Source data:
## Begin

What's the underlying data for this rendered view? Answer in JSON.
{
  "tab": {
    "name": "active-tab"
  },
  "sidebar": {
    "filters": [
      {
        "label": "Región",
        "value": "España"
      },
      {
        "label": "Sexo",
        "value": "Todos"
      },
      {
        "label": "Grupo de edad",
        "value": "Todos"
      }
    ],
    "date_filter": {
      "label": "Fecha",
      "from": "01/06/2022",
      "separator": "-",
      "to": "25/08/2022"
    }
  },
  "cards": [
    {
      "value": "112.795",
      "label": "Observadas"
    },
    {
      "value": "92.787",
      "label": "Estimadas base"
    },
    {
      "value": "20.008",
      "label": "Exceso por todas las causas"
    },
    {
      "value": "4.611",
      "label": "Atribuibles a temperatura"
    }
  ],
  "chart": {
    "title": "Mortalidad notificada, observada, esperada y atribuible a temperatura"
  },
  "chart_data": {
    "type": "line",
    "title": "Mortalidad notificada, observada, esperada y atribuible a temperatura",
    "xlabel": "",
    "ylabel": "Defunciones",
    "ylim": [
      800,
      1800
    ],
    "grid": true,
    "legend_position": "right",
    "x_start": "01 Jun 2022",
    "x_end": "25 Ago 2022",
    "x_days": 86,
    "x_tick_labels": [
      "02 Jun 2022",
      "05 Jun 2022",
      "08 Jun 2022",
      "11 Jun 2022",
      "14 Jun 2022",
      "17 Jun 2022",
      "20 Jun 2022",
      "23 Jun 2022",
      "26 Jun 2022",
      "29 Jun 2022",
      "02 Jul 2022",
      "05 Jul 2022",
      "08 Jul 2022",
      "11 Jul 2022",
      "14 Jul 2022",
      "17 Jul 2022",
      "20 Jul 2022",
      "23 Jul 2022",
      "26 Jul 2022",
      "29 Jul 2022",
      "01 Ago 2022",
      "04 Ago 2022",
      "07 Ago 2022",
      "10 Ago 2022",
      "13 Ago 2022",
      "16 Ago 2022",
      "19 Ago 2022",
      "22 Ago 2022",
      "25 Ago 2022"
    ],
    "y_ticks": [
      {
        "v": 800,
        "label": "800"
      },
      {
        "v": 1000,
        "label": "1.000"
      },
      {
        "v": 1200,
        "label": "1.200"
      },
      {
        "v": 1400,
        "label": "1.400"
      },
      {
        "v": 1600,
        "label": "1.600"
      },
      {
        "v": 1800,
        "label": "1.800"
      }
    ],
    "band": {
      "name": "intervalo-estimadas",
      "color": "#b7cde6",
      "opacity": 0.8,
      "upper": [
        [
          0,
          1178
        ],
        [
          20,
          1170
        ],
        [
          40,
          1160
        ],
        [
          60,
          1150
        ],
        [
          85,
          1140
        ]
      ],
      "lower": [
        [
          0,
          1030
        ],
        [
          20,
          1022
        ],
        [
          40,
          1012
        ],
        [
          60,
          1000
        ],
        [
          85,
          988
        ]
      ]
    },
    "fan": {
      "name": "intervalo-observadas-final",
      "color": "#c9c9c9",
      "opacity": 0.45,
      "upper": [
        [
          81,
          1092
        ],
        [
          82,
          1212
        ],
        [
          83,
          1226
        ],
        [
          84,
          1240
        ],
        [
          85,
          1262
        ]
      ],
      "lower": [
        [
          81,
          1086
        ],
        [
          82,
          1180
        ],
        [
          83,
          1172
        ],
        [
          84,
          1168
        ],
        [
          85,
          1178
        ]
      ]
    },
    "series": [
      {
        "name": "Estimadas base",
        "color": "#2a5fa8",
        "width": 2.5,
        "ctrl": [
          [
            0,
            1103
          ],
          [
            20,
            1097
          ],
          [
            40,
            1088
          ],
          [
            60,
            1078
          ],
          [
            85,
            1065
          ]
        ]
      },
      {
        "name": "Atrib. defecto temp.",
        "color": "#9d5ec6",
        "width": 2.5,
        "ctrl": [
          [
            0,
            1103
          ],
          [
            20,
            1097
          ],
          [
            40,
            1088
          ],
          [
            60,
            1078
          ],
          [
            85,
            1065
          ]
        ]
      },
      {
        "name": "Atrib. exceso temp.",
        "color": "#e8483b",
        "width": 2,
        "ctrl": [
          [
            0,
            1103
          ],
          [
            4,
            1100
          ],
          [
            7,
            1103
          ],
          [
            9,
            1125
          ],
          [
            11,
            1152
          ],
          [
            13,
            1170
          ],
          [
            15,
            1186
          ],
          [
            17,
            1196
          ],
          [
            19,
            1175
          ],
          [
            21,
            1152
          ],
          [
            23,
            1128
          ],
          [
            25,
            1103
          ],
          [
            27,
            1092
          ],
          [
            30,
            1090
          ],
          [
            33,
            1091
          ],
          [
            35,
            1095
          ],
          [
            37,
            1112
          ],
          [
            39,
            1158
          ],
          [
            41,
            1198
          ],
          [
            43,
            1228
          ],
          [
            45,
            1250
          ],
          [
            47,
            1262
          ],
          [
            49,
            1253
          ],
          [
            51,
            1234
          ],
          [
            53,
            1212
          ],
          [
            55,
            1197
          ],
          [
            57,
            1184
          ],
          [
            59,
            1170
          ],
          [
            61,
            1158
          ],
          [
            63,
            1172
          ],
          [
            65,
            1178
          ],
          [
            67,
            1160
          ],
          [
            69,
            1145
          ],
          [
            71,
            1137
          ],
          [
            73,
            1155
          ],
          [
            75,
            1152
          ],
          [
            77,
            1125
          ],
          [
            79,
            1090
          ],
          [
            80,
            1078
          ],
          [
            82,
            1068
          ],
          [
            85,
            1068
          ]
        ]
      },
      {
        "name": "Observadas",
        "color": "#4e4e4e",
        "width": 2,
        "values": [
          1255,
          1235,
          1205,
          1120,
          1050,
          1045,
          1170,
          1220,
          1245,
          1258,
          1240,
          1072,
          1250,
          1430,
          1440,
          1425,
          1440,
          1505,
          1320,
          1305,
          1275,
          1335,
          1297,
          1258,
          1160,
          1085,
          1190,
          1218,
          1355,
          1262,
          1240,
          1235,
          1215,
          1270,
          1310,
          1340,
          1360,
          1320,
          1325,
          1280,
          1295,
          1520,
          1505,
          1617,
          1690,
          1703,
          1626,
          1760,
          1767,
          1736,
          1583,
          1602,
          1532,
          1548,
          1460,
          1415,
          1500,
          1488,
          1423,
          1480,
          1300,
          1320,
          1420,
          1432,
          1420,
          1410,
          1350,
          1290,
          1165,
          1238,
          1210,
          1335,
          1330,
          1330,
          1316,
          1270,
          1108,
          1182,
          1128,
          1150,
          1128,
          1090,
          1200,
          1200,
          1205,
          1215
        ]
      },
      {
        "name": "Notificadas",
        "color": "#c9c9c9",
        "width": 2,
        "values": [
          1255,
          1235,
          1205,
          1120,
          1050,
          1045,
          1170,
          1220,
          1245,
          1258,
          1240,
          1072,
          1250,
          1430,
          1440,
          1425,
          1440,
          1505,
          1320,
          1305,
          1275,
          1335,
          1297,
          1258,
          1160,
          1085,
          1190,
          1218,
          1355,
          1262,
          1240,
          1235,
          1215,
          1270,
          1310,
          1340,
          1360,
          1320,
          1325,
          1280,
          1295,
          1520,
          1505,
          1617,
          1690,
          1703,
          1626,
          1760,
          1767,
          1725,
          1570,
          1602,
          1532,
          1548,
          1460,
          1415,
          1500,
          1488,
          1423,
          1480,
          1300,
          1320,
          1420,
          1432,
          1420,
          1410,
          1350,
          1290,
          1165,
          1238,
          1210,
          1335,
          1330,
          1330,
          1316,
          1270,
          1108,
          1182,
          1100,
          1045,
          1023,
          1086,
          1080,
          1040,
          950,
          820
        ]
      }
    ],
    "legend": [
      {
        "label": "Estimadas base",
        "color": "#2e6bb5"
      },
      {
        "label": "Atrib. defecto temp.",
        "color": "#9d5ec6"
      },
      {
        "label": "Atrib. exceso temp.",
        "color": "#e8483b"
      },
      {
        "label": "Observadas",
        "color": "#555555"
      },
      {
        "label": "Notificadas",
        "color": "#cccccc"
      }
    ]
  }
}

## End

→ **WHAT THIS TASK INVOLVES**:
Which lines of the data above contain "name"? Copy each one.

→ **SOLUTION BELOW**:
    "name": "active-tab"
      "name": "intervalo-estimadas",
      "name": "intervalo-observadas-final",
        "name": "Estimadas base",
        "name": "Atrib. defecto temp.",
        "name": "Atrib. exceso temp.",
        "name": "Observadas",
        "name": "Notificadas",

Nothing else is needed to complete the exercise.